** What is being asked **
Reproduce the material in full, exactly as written.

[Items from a dataset]
------------------------------------

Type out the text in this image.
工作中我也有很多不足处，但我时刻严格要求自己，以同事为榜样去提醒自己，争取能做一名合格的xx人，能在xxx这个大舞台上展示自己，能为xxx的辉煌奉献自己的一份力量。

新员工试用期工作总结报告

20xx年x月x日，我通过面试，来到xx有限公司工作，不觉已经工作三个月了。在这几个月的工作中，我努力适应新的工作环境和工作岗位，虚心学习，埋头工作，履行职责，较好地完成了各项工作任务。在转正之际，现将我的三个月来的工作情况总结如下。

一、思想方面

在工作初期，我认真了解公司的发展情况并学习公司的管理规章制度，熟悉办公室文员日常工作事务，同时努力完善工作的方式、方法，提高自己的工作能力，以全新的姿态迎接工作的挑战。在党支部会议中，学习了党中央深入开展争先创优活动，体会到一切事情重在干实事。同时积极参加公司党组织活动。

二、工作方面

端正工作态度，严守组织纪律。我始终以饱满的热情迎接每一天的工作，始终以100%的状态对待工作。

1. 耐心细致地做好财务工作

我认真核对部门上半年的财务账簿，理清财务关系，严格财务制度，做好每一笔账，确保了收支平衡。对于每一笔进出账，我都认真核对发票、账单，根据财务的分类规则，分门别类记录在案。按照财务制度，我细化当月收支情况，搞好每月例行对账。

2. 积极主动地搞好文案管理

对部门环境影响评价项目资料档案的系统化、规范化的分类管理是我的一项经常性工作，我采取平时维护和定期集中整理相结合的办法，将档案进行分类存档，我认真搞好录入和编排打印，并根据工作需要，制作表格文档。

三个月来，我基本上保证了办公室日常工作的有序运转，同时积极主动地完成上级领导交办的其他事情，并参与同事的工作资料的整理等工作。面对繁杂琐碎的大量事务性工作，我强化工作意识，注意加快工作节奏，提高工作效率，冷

------------------------------------

** Right answer **
Type out the text in this image.
工作中我也有很多不足处，但我时刻严格要求自己，以同事为榜样去提醒自己，争取能做一名合格的xx人，能在xxx这个大舞台上展示自己，能为xxx的辉煌奉献自己的一份力量。

新员工试用期工作总结报告

20xx年x月x日，我通过面试，来到xx有限公司工作，不觉已经工作三个月了。在这几个月的工作中，我努力适应新的工作环境和工作岗位，虚心学习，埋头工作，履行职责，较好地完成了各项工作任务。在转正之际，现将我的三个月来的工作情况总结如下。

一、思想方面

在工作初期，我认真了解公司的发展情况并学习公司的管理规章制度，熟悉办公室文员日常工作事务，同时努力完善工作的方式、方法，提高自己的工作能力，以全新的姿态迎接工作的挑战。在党支部会议中，学习了党中央深入开展争先创优活动，体会到一切事情重在干实事。同时积极参加公司党组织活动。

二、工作方面

端正工作态度，严守组织纪律。我始终以饱满的热情迎接每一天的工作，始终以100%的状态对待工作。

1. 耐心细致地做好财务工作

我认真核对部门上半年的财务账簿，理清财务关系，严格财务制度，做好每一笔账，确保了收支平衡。对于每一笔进出账，我都认真核对发票、账单，根据财务的分类规则，分门别类记录在案。按照财务制度，我细化当月收支情况，搞好每月例行对账。

2. 积极主动地搞好文案管理

对部门环境影响评价项目资料档案的系统化、规范化的分类管理是我的一项经常性工作，我采取平时维护和定期集中整理相结合的办法，将档案进行分类存档，我认真搞好录入和编排打印，并根据工作需要，制作表格文档。

三个月来，我基本上保证了办公室日常工作的有序运转，同时积极主动地完成上级领导交办的其他事情，并参与同事的工作资料的整理等工作。面对繁杂琐碎的大量事务性工作，我强化工作意识，注意加快工作节奏，提高工作效率，冷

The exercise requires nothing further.